To do:
Using the data below, copy each line that includes the word "footer".

>> begin Data provided

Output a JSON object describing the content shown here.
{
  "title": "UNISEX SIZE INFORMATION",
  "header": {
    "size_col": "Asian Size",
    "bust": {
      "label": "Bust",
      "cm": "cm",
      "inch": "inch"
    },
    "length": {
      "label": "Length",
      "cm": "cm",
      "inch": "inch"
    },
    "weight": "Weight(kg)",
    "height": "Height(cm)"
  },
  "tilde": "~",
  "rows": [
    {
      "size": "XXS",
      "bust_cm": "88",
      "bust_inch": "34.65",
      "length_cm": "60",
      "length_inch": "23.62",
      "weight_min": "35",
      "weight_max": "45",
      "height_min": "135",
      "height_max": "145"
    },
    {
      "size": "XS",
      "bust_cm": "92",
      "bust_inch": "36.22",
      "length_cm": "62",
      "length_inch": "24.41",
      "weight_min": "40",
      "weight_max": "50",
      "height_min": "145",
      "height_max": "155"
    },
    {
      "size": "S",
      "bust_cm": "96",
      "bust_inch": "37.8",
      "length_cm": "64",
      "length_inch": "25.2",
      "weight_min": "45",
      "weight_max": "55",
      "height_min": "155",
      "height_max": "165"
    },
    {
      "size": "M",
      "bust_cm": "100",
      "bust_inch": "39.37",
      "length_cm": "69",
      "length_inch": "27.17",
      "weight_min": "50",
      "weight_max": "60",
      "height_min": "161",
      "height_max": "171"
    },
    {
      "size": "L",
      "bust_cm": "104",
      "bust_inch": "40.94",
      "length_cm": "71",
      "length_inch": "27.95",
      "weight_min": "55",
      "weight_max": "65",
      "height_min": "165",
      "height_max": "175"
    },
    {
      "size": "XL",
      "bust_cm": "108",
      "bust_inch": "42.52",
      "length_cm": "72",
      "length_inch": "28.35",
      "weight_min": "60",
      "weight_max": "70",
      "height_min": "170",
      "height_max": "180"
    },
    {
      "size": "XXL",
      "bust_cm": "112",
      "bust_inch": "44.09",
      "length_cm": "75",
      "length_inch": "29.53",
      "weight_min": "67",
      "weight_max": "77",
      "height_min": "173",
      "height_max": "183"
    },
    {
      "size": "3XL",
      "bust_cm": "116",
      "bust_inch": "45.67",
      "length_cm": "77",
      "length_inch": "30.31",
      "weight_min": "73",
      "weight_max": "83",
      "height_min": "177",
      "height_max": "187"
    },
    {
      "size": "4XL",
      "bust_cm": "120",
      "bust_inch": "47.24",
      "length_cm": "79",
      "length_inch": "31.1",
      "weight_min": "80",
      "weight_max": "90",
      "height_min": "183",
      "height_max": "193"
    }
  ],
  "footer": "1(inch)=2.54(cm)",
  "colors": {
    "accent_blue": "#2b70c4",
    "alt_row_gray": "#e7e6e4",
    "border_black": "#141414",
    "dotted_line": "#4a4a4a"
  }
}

>> end Data provided
>> begin Data provided

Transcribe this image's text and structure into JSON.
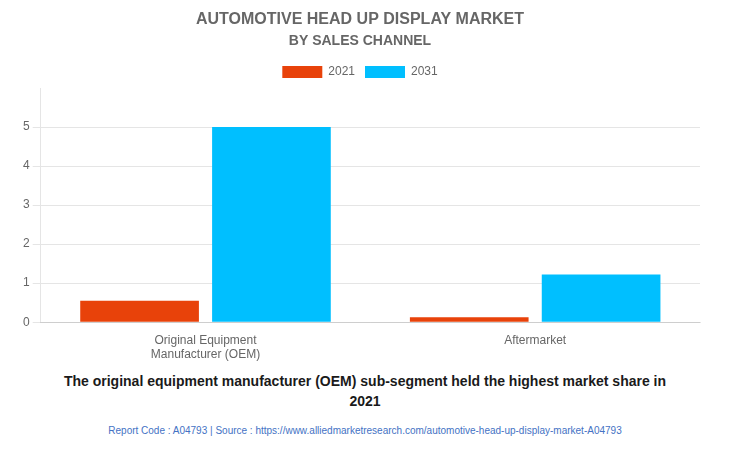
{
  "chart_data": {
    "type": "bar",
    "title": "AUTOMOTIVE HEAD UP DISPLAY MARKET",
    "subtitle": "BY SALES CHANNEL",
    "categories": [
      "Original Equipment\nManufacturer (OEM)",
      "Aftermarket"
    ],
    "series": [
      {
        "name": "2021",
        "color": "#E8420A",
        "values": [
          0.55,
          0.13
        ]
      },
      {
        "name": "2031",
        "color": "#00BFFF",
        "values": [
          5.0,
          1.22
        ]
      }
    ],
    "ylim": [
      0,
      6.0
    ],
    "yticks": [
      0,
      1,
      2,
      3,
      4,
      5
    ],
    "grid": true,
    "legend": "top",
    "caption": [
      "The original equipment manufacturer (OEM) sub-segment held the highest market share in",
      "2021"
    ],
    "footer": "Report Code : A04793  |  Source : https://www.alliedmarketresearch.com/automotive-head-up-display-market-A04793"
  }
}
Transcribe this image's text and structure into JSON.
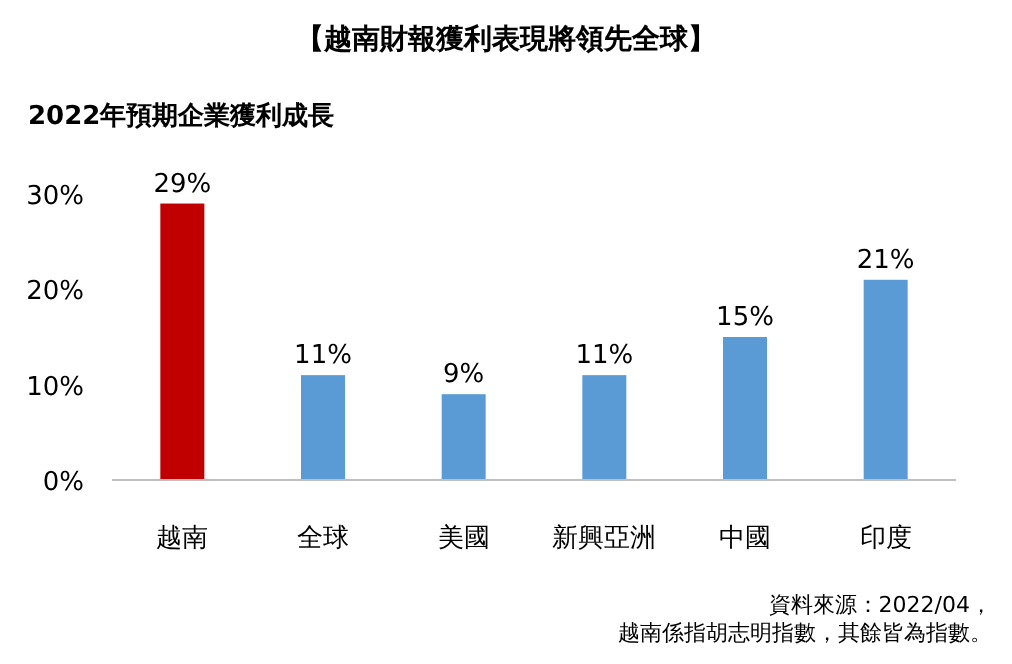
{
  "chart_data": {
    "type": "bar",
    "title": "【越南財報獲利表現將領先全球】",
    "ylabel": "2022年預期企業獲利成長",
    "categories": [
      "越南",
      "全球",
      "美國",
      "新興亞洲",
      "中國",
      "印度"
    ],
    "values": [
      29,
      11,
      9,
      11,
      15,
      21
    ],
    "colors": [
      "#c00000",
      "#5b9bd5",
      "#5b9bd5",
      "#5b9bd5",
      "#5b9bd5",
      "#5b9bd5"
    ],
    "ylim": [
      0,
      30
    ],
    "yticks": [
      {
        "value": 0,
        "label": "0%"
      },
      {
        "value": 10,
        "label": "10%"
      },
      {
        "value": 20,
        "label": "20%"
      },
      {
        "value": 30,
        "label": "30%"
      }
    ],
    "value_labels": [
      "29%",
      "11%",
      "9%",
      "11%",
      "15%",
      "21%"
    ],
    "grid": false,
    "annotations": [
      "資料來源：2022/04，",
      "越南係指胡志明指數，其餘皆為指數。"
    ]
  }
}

>> end Data provided

Final result:
  "footer": "1(inch)=2.54(cm)",
    "footer": "Report Code : A04793  |  Source : https://www.alliedmarketresearch.com/automotive-head-up-display-market-A04793"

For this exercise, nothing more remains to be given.